#### EXERCISE BRIEF
From first entry to last, give the listing again verbatim.

#### SOURCE DATA
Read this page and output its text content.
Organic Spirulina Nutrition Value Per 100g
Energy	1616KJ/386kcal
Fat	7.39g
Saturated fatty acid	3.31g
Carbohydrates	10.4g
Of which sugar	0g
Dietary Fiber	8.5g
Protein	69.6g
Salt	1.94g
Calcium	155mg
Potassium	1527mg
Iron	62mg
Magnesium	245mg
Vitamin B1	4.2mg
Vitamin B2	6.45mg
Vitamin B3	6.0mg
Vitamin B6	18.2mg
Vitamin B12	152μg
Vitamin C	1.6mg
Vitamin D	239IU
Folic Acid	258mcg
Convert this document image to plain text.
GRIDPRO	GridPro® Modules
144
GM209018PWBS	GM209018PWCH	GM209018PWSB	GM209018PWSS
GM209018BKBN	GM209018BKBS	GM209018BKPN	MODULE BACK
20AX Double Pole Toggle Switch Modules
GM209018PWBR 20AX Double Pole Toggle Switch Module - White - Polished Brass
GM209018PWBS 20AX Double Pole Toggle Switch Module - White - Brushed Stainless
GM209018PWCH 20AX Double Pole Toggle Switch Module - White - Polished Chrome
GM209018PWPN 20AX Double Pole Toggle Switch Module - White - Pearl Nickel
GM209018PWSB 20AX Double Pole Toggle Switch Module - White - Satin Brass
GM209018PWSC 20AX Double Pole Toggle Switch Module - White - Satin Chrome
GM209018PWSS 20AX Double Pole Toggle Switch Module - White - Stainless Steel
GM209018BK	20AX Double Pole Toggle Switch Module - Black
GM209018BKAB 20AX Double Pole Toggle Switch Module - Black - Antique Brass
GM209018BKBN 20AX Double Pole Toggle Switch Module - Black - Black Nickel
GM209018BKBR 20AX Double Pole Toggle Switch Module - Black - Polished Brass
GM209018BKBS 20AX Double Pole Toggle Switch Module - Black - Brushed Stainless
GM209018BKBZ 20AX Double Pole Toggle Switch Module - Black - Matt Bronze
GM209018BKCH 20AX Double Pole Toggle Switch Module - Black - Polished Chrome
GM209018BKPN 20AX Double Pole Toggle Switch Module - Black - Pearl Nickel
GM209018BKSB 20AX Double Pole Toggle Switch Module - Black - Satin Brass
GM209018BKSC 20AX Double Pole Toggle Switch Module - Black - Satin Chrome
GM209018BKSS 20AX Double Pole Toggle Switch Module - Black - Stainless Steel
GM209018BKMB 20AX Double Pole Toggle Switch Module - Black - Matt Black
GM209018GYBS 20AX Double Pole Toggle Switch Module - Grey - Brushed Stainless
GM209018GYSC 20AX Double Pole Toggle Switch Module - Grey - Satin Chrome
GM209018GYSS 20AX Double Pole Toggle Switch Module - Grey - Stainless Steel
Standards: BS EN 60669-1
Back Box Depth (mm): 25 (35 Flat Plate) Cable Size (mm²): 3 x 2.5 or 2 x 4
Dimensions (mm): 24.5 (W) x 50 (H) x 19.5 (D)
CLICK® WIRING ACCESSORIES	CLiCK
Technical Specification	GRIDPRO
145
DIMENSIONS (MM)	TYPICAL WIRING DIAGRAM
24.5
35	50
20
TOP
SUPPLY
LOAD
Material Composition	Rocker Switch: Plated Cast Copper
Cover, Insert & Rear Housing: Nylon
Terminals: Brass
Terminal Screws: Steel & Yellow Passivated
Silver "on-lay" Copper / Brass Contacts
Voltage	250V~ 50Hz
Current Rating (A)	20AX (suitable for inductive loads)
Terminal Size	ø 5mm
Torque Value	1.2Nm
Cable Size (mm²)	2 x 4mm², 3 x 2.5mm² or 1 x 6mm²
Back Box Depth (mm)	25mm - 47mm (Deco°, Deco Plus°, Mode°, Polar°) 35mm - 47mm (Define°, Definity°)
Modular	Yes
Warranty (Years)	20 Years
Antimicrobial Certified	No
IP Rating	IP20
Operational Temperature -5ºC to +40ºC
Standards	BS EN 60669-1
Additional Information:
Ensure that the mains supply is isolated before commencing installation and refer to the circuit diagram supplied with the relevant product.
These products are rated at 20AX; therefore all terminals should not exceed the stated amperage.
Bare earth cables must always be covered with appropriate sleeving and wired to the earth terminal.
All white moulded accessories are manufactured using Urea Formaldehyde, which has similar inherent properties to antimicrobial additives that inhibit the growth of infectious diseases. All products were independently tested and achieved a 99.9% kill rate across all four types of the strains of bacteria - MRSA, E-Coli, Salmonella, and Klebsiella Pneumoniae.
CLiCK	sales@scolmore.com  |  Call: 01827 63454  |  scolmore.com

#### SOLUTION
Read this page and output its text content.
Organic Spirulina Nutrition Value Per 100g
Energy	1616KJ/386kcal
Fat	7.39g
Saturated fatty acid	3.31g
Carbohydrates	10.4g
Of which sugar	0g
Dietary Fiber	8.5g
Protein	69.6g
Salt	1.94g
Calcium	155mg
Potassium	1527mg
Iron	62mg
Magnesium	245mg
Vitamin B1	4.2mg
Vitamin B2	6.45mg
Vitamin B3	6.0mg
Vitamin B6	18.2mg
Vitamin B12	152μg
Vitamin C	1.6mg
Vitamin D	239IU
Folic Acid	258mcg
Convert this document image to plain text.
GRIDPRO	GridPro® Modules
144
GM209018PWBS	GM209018PWCH	GM209018PWSB	GM209018PWSS
GM209018BKBN	GM209018BKBS	GM209018BKPN	MODULE BACK
20AX Double Pole Toggle Switch Modules
GM209018PWBR 20AX Double Pole Toggle Switch Module - White - Polished Brass
GM209018PWBS 20AX Double Pole Toggle Switch Module - White - Brushed Stainless
GM209018PWCH 20AX Double Pole Toggle Switch Module - White - Polished Chrome
GM209018PWPN 20AX Double Pole Toggle Switch Module - White - Pearl Nickel
GM209018PWSB 20AX Double Pole Toggle Switch Module - White - Satin Brass
GM209018PWSC 20AX Double Pole Toggle Switch Module - White - Satin Chrome
GM209018PWSS 20AX Double Pole Toggle Switch Module - White - Stainless Steel
GM209018BK	20AX Double Pole Toggle Switch Module - Black
GM209018BKAB 20AX Double Pole Toggle Switch Module - Black - Antique Brass
GM209018BKBN 20AX Double Pole Toggle Switch Module - Black - Black Nickel
GM209018BKBR 20AX Double Pole Toggle Switch Module - Black - Polished Brass
GM209018BKBS 20AX Double Pole Toggle Switch Module - Black - Brushed Stainless
GM209018BKBZ 20AX Double Pole Toggle Switch Module - Black - Matt Bronze
GM209018BKCH 20AX Double Pole Toggle Switch Module - Black - Polished Chrome
GM209018BKPN 20AX Double Pole Toggle Switch Module - Black - Pearl Nickel
GM209018BKSB 20AX Double Pole Toggle Switch Module - Black - Satin Brass
GM209018BKSC 20AX Double Pole Toggle Switch Module - Black - Satin Chrome
GM209018BKSS 20AX Double Pole Toggle Switch Module - Black - Stainless Steel
GM209018BKMB 20AX Double Pole Toggle Switch Module - Black - Matt Black
GM209018GYBS 20AX Double Pole Toggle Switch Module - Grey - Brushed Stainless
GM209018GYSC 20AX Double Pole Toggle Switch Module - Grey - Satin Chrome
GM209018GYSS 20AX Double Pole Toggle Switch Module - Grey - Stainless Steel
Standards: BS EN 60669-1
Back Box Depth (mm): 25 (35 Flat Plate) Cable Size (mm²): 3 x 2.5 or 2 x 4
Dimensions (mm): 24.5 (W) x 50 (H) x 19.5 (D)
CLICK® WIRING ACCESSORIES	CLiCK
Technical Specification	GRIDPRO
145
DIMENSIONS (MM)	TYPICAL WIRING DIAGRAM
24.5
35	50
20
TOP
SUPPLY
LOAD
Material Composition	Rocker Switch: Plated Cast Copper
Cover, Insert & Rear Housing: Nylon
Terminals: Brass
Terminal Screws: Steel & Yellow Passivated
Silver "on-lay" Copper / Brass Contacts
Voltage	250V~ 50Hz
Current Rating (A)	20AX (suitable for inductive loads)
Terminal Size	ø 5mm
Torque Value	1.2Nm
Cable Size (mm²)	2 x 4mm², 3 x 2.5mm² or 1 x 6mm²
Back Box Depth (mm)	25mm - 47mm (Deco°, Deco Plus°, Mode°, Polar°) 35mm - 47mm (Define°, Definity°)
Modular	Yes
Warranty (Years)	20 Years
Antimicrobial Certified	No
IP Rating	IP20
Operational Temperature -5ºC to +40ºC
Standards	BS EN 60669-1
Additional Information:
Ensure that the mains supply is isolated before commencing installation and refer to the circuit diagram supplied with the relevant product.
These products are rated at 20AX; therefore all terminals should not exceed the stated amperage.
Bare earth cables must always be covered with appropriate sleeving and wired to the earth terminal.
All white moulded accessories are manufactured using Urea Formaldehyde, which has similar inherent properties to antimicrobial additives that inhibit the growth of infectious diseases. All products were independently tested and achieved a 99.9% kill rate across all four types of the strains of bacteria - MRSA, E-Coli, Salmonella, and Klebsiella Pneumoniae.
CLiCK	sales@scolmore.com  |  Call: 01827 63454  |  scolmore.com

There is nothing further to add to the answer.